• REQUIRED TASK:
Copy out each line in the material below that has the word "serta".

• EXTRACTED DATA:
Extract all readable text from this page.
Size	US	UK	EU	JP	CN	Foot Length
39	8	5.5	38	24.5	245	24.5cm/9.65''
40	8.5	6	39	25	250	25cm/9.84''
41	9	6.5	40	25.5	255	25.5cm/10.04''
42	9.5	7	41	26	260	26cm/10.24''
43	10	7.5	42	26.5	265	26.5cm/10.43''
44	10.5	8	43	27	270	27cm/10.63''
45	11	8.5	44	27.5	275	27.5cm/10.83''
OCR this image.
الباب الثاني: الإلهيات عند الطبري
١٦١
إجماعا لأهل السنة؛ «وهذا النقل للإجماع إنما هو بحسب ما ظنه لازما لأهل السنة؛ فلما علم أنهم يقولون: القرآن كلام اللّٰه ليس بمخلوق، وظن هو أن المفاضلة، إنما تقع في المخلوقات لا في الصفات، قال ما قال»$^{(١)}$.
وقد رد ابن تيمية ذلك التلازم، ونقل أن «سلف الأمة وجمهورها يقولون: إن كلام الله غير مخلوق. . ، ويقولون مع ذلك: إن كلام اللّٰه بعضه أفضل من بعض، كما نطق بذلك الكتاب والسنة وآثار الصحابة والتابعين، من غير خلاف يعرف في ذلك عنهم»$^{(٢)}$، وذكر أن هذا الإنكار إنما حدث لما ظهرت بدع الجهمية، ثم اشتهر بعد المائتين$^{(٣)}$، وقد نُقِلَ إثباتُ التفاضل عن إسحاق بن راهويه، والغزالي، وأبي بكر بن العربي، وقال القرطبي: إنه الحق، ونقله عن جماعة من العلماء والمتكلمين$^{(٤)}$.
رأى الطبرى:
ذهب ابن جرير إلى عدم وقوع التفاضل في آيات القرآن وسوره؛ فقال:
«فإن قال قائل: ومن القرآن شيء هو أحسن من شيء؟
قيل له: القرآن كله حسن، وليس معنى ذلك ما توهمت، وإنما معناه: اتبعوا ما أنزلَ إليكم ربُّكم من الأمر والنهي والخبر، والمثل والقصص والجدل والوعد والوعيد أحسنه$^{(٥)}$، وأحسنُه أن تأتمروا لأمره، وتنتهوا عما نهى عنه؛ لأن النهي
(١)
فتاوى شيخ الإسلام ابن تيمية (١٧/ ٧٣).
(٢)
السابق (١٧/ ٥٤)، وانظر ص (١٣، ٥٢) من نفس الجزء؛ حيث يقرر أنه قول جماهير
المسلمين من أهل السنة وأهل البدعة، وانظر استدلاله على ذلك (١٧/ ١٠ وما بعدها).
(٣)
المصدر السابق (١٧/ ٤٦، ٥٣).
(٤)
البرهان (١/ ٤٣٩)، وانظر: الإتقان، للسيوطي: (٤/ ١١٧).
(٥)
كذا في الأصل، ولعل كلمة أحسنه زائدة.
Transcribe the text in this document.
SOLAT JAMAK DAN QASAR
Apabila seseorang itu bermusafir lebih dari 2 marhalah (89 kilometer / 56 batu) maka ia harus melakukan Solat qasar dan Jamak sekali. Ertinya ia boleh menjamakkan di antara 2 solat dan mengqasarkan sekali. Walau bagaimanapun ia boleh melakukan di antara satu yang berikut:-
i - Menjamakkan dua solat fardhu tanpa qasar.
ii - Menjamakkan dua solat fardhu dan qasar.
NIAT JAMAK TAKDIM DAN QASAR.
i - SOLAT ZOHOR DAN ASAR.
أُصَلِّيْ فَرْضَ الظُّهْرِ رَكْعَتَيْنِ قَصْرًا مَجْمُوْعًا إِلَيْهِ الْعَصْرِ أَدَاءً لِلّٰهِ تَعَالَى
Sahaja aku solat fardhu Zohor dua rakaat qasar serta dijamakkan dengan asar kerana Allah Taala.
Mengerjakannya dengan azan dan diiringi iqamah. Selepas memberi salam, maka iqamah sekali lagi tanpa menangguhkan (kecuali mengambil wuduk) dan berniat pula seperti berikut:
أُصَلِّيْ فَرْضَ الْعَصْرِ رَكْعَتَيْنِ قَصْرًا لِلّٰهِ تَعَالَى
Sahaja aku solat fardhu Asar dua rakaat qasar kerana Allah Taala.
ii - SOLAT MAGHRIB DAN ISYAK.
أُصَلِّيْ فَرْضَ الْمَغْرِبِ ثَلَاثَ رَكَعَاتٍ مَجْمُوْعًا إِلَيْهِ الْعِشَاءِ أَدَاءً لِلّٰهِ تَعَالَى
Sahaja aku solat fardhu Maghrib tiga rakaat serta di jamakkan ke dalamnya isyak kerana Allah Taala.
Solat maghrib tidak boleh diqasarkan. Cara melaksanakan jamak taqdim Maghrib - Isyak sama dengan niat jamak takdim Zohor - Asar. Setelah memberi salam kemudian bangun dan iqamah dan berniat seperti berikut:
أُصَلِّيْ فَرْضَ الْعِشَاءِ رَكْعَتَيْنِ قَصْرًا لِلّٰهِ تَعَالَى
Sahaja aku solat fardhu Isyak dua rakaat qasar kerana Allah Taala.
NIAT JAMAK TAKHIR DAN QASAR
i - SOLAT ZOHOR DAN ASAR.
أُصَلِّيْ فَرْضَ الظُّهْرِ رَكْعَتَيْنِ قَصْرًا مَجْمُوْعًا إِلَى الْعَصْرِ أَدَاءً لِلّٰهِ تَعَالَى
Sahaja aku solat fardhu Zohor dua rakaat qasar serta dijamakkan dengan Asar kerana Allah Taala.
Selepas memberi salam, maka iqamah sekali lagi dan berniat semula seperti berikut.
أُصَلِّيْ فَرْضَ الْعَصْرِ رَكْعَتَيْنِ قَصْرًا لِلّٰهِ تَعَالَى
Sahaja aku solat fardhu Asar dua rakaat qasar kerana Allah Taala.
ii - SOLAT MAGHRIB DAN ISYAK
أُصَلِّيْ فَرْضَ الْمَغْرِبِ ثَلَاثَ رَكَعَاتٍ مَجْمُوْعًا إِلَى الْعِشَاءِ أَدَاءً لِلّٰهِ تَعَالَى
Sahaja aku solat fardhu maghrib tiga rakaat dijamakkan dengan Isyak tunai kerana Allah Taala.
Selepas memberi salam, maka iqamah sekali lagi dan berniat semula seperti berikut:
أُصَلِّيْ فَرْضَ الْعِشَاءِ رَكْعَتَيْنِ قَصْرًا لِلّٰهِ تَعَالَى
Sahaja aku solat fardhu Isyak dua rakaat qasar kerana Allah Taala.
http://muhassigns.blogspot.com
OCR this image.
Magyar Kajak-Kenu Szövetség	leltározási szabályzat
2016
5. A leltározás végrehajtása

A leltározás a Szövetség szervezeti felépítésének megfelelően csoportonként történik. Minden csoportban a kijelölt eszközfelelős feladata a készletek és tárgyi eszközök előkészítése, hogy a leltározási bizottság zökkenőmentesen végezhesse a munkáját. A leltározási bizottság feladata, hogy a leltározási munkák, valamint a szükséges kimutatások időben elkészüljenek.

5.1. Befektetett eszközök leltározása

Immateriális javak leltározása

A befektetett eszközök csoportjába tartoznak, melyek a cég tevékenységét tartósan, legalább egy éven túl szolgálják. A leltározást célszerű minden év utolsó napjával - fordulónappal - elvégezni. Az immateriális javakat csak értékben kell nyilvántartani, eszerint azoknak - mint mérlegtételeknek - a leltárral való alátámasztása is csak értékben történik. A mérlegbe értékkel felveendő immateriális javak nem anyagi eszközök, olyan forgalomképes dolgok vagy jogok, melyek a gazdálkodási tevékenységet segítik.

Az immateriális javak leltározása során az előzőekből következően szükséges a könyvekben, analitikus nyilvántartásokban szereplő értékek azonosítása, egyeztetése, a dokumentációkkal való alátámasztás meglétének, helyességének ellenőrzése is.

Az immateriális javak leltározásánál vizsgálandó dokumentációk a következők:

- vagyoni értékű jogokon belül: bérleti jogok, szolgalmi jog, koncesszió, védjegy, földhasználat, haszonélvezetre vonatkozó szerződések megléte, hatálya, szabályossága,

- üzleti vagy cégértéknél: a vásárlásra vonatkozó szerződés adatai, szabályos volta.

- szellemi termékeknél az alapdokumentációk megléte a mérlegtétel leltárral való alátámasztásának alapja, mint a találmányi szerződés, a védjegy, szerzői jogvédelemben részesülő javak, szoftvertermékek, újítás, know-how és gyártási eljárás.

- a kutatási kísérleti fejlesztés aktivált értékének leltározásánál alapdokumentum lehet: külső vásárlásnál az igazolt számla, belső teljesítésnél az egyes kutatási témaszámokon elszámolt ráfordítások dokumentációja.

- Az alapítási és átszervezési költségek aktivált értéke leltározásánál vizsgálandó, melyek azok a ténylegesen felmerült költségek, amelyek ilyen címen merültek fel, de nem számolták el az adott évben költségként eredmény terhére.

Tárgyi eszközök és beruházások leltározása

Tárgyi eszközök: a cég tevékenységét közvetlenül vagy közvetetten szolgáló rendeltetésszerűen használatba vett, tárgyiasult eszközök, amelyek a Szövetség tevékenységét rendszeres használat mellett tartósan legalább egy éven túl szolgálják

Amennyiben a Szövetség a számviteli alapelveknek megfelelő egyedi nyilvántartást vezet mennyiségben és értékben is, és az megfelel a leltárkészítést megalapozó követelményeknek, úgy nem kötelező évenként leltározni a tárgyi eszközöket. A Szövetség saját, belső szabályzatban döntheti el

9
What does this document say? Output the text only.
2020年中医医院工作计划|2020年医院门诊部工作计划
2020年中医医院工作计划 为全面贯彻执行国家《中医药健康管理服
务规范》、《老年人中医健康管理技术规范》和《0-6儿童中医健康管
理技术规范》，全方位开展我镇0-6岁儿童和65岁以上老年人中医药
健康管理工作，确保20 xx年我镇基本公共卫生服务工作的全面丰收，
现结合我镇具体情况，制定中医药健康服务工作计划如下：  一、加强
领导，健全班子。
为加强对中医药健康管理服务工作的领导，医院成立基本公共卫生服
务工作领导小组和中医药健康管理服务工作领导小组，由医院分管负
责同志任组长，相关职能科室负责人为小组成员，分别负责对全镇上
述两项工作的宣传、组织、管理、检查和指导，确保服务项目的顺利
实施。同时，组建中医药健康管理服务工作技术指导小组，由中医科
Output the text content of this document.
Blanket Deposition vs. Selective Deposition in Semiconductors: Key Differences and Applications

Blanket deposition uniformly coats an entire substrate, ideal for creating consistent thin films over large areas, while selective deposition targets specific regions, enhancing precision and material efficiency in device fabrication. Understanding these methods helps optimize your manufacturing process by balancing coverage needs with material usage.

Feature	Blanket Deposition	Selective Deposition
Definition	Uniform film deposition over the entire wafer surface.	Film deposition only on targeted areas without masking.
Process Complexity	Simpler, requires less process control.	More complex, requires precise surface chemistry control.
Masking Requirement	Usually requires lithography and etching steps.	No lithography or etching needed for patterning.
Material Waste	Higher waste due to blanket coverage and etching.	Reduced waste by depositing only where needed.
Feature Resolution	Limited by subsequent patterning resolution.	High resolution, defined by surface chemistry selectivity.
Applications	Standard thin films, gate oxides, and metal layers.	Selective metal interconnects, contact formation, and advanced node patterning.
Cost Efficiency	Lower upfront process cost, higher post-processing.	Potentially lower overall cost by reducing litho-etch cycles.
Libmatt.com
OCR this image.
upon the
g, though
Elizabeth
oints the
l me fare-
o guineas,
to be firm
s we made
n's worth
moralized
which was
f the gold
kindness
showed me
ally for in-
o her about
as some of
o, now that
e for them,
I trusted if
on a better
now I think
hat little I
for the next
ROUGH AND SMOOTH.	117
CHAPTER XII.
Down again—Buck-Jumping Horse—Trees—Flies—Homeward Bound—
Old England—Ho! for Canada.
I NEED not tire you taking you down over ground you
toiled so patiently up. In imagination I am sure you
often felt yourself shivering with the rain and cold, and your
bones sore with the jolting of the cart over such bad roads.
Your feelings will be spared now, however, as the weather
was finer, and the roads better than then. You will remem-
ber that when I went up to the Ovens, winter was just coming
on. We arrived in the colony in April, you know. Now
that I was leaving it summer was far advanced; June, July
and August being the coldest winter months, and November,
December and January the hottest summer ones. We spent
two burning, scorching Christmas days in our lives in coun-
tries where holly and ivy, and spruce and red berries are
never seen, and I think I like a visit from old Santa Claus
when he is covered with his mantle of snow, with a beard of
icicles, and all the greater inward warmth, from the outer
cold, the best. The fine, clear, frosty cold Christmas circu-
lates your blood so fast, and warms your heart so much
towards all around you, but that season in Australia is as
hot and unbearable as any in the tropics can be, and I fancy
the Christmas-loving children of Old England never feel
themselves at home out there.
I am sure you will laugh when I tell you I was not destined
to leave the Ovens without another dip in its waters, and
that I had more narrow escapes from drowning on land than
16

• REPLY:
Sahaja aku solat fardhu Zohor dua rakaat qasar serta dijamakkan dengan asar kerana Allah Taala.
Sahaja aku solat fardhu Maghrib tiga rakaat serta di jamakkan ke dalamnya isyak kerana Allah Taala.
Sahaja aku solat fardhu Zohor dua rakaat qasar serta dijamakkan dengan Asar kerana Allah Taala.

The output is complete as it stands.